■ **TEXTO EXIBIDO**:
______
A porta cultural dos pobres


Carlos Lúcio Gontijo

(...) Nosso tempo não vai rodar, amiga!/ Ficaremos a vida inteira sentados no último degrau das escadas do caminho/ Olhando apenas para uma única porta/ Que não se importa/ Que nem parece porta de se abrir! (CLG, versos de poema publicado em 1977).

Sabemos das limitações de nossa função literária e jornalística, em um país que se esquece de seus problemas num grito de gol, no carnaval ou numa roda de samba, e onde o analfabetismo caminha pari passu com o semi-analfabetismo e a ignorância. Há um determinado gosto pelo conservadorismo, nota-se um indisfarçável cinismo em se lutar por uma ordem que, na realidade, é uma imoralidade, uma desordem consentida, que funciona em nome de uma minoria, que tem o poder de regular a máquina burocrática, que distribui a ração mínima para a subsistência e sobrevivência das grandes massas.
O ditador líbio Kadafi, há mais de quatro décadas no poder e que, ainda assim ou por isso mesmo, se tornou homem de confiança e interlocutor entre o Oriente e o Ocidente, agora tem os seus desmandos autoritários claramente estampados, enquanto o Congresso brasileiro se reúne por horas a fio, em cívico esforço dos representantes do povo, para conceder cinco reais de aumento à multidão de trabalhadores ativos e inativos (os aposentados e pensionistas), que têm seus salários regulados pelo salário mínimo e que contraditoriamente, dentro do decantado regime democrático, são transformados em cidadãos responsáveis pelo equilíbrio das contas públicas.
É muito triste constatar a paisagem-horizonte que nos assinala que nada avançamos em matéria de igualdade social, na qual prevalece o direito de uma meia dúzia de privilegiados, que tem os seus desejos colocados sempre acima dos anseios da maioria sofrida e padecendo em inconcebível estado de miséria. Em nosso romance “O Contador de Formigas”, introduzimos uma inaudita informação revelada por historiadores dando-nos conta de que, em uma antiga casa de ópera, em Ouro Preto, fora descoberta, durante trabalhos de restauração, uma porta que servia de acesso apenas aos operários, que deviam entrar pelos fundos e assistir às encenações em pé, mesmo que todas as cadeiras estivessem desocupadas.
______
■ **MATERIAL FORNECIDO**:
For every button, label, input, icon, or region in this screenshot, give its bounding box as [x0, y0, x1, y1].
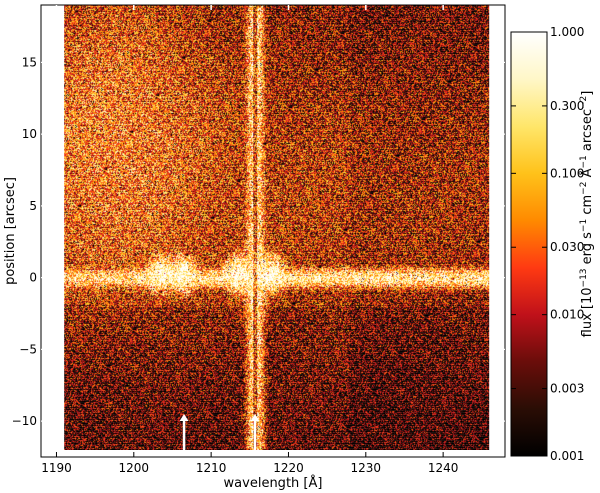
______
■ **TAREFAS A CUMPRIR**:
1 - Responda com base no texto exibido:
(a) Em que ano foi publicado o poema cujos versos abrem o texto?
(b) Há quanto tempo o ditador líbio Kadafi está no poder, segundo o texto?
(c) Em que cidade ficava a antiga casa de ópera onde se descobriu a porta destinada aos operários?
2 - Repita fielmente o trecho do texto exibido entre "Carlos Lúcio Gontijo" e "publicado em 1977).", incluindo ambos.

■ **RESPOSTAS EM ORDEM**:
1 -
(a) Em 1977.
(b) Há mais de quatro décadas.
(c) Em Ouro Preto.

2 -
Carlos Lúcio Gontijo

(...) Nosso tempo não vai rodar, amiga!/ Ficaremos a vida inteira sentados no último degrau das escadas do caminho/ Olhando apenas para uma única porta/ Que não se importa/ Que nem parece porta de se abrir! (CLG, versos de poema publicado em 1977).